## [Problem requirements]
Locate each line of the material that contains "после", then return it.

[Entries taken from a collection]
================================
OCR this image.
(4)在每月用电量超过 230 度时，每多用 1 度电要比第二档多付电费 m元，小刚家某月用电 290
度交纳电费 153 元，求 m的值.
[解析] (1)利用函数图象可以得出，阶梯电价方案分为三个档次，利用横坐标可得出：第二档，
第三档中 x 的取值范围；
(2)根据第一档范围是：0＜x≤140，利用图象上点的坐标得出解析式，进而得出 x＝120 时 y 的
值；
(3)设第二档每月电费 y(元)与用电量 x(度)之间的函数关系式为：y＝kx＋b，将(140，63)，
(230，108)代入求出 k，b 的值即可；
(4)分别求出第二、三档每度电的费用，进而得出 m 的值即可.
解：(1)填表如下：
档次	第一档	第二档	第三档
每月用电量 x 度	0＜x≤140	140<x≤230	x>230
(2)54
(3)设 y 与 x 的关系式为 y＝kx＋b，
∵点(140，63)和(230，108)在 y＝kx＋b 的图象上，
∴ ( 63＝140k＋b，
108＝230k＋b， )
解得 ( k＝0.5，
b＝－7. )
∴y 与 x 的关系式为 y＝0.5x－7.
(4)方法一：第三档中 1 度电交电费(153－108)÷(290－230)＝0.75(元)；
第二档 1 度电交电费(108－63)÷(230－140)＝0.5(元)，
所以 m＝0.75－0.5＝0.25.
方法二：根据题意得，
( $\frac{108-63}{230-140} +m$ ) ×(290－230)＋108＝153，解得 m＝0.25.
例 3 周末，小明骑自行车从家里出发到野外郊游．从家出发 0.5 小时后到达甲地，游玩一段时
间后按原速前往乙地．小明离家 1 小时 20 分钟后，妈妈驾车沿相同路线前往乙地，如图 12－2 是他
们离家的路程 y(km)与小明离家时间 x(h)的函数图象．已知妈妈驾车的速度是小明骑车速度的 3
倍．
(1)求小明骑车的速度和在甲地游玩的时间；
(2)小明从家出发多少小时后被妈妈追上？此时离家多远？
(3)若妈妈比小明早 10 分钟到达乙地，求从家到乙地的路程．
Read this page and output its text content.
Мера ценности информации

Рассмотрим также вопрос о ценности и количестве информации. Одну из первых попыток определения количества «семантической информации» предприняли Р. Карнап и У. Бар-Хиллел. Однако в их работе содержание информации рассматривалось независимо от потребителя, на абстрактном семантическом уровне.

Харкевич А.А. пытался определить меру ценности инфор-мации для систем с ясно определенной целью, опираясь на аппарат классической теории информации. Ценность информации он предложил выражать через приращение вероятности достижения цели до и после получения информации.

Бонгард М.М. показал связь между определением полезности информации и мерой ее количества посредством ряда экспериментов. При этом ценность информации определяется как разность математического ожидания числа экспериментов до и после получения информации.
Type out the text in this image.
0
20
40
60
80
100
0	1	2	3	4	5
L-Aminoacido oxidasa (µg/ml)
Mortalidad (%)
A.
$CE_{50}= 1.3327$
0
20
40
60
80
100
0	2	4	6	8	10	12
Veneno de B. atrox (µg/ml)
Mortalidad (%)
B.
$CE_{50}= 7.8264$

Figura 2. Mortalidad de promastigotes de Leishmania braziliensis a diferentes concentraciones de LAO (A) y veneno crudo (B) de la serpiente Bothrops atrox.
================================
## [Reply to the exercise]
Харкевич А.А. пытался определить меру ценности инфор-мации для систем с ясно определенной целью, опираясь на аппарат классической теории информации. Ценность информации он предложил выражать через приращение вероятности достижения цели до и после получения информации.
Бонгард М.М. показал связь между определением полезности информации и мерой ее количества посредством ряда экспериментов. При этом ценность информации определяется как разность математического ожидания числа экспериментов до и после получения информации.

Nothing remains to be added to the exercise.